▶ _Instructions for the task_
Return the lines where the word "balance" occurs.

▶ _Information given_
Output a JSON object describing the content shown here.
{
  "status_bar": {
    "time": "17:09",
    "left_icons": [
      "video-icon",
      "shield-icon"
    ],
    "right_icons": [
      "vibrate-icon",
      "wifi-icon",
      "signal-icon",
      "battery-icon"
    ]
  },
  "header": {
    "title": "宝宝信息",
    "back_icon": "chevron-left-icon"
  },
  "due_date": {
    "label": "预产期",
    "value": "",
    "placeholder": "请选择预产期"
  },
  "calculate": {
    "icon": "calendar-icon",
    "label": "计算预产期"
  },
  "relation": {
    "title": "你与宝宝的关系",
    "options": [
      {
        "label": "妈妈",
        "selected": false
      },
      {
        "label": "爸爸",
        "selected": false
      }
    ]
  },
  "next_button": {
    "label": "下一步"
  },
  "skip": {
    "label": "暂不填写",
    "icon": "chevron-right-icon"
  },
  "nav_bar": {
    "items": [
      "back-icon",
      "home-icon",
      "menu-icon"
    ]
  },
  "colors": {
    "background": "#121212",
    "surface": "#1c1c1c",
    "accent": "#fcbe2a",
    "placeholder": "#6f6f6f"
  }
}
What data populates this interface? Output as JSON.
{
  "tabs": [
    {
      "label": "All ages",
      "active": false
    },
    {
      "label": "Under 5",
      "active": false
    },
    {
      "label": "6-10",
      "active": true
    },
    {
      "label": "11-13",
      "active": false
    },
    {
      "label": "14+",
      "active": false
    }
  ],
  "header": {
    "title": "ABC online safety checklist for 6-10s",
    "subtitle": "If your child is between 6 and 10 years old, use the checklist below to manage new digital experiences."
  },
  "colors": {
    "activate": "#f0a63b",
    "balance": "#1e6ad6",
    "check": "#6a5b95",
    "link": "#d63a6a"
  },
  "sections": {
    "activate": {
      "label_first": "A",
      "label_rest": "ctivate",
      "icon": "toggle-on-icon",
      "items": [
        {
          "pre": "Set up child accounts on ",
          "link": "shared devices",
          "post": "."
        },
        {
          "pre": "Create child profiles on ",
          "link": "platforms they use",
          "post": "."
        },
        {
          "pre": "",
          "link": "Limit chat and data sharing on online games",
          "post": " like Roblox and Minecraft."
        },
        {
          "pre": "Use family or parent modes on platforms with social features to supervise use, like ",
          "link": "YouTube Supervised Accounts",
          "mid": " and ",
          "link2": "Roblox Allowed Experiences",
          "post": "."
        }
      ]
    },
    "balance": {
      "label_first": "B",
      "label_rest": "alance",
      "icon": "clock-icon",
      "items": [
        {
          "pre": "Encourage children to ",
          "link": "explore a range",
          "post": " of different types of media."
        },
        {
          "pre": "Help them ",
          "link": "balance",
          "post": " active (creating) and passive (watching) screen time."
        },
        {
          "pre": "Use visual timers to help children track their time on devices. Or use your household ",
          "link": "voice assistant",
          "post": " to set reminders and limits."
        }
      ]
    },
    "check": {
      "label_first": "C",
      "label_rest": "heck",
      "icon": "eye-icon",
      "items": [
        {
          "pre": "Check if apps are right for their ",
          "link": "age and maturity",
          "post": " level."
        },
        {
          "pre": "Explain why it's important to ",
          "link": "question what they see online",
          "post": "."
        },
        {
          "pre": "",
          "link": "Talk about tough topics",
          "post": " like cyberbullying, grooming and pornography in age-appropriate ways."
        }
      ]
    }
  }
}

▶ _Solution to this task_
    "balance": "#1e6ad6",
    "balance": {
          "link": "balance",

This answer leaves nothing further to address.